任务说明: 将关于糖尿病白内障的原文中的句子“过表达Mcl-1抑制高糖培养诱导的晶状体上皮细胞凋亡和G2/M细胞周期阻滞。”译成英文。

糖尿病白内障是糖尿病最严重的早期眼内并发症之一。晶状体上皮细胞的增殖和凋亡对于维持晶状体正常功能至关重要。抗凋亡蛋白Mcl-1调控多种细胞进程，但在糖尿病白内障中的作用尚缺乏文献报道。我们前期的实验发现，细胞凋亡和G2/M细胞周期阻滞参与高糖培养诱导的晶状体上皮细胞存活抑制。同时实验发现，Mcl-1的表达随着葡萄糖浓度的升高而明显降低。过表达Mcl-1抑制高糖培养诱导的晶状体上皮细胞凋亡和G2/M细胞周期阻滞。因此，我们提出以下假说：糖尿病白内障患者晶状体上皮细胞中，下调的Mcl-1激活了线粒体途径凋亡、G2/M周期阻滞、氧化应激等多条信号通路，最终引起上皮细胞凋亡和晶状体混浊。我们的目的是借助细胞生物学和分子生物学技术，了解Mcl-1在糖尿病白内障中的表达及功能，为了解糖尿病白内障分子机制提供新的思路，为糖尿病白内障的进展和预后提供新的指标，为非手术治疗方式的开发提供新的突破点。

提取数据:

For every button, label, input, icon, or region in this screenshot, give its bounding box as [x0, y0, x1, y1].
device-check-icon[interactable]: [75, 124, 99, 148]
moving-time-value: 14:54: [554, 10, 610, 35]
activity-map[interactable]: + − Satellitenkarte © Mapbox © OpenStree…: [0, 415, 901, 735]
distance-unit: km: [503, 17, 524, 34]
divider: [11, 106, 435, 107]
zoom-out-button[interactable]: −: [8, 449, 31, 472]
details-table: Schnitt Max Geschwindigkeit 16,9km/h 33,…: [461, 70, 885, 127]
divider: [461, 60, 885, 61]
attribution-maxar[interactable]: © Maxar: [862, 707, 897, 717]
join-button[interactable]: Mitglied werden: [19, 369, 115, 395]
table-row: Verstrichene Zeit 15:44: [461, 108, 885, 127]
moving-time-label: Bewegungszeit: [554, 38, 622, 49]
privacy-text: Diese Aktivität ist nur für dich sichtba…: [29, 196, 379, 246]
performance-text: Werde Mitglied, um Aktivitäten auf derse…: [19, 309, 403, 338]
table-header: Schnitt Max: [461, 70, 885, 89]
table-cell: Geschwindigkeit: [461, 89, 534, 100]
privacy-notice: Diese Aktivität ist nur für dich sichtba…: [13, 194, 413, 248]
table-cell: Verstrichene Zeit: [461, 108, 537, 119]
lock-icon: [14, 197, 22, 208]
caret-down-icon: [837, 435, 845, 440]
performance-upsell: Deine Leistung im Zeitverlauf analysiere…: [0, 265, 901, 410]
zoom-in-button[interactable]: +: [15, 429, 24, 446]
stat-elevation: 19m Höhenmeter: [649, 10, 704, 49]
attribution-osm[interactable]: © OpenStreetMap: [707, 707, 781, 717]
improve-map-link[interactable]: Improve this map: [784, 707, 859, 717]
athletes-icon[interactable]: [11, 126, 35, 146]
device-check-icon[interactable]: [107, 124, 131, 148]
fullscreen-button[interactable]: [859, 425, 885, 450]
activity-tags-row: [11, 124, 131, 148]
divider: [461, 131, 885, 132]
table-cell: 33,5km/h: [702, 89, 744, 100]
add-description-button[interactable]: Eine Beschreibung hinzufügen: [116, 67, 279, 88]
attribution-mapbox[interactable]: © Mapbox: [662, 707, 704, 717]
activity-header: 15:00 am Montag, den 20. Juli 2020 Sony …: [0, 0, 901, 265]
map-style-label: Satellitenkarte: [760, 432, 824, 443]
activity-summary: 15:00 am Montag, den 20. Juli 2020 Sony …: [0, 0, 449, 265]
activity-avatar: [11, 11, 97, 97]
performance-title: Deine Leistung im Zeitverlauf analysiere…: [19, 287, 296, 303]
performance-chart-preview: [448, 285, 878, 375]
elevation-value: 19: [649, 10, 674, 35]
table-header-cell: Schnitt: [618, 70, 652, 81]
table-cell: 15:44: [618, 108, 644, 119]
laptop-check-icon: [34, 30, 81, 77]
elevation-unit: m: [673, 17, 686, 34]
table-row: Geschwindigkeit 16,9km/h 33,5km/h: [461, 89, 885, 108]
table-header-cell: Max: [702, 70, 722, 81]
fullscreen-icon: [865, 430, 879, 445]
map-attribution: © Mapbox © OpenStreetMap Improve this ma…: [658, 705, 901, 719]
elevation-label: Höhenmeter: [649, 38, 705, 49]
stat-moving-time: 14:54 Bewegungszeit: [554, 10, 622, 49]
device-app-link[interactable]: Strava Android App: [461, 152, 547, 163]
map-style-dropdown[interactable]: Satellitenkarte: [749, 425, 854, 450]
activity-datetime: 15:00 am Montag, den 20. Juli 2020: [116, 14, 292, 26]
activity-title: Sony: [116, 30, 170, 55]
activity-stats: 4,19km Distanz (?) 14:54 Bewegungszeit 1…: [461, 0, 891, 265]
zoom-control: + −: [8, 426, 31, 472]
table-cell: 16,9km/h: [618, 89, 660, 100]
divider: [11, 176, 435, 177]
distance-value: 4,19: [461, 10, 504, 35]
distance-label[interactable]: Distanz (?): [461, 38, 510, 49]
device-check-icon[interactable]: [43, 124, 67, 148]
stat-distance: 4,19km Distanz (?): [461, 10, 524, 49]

本题答案: Overexpression of Mcl-1 inhibited high glucose-induced apoptosis and G2/M cell cycle arrest in lens epithelial cells.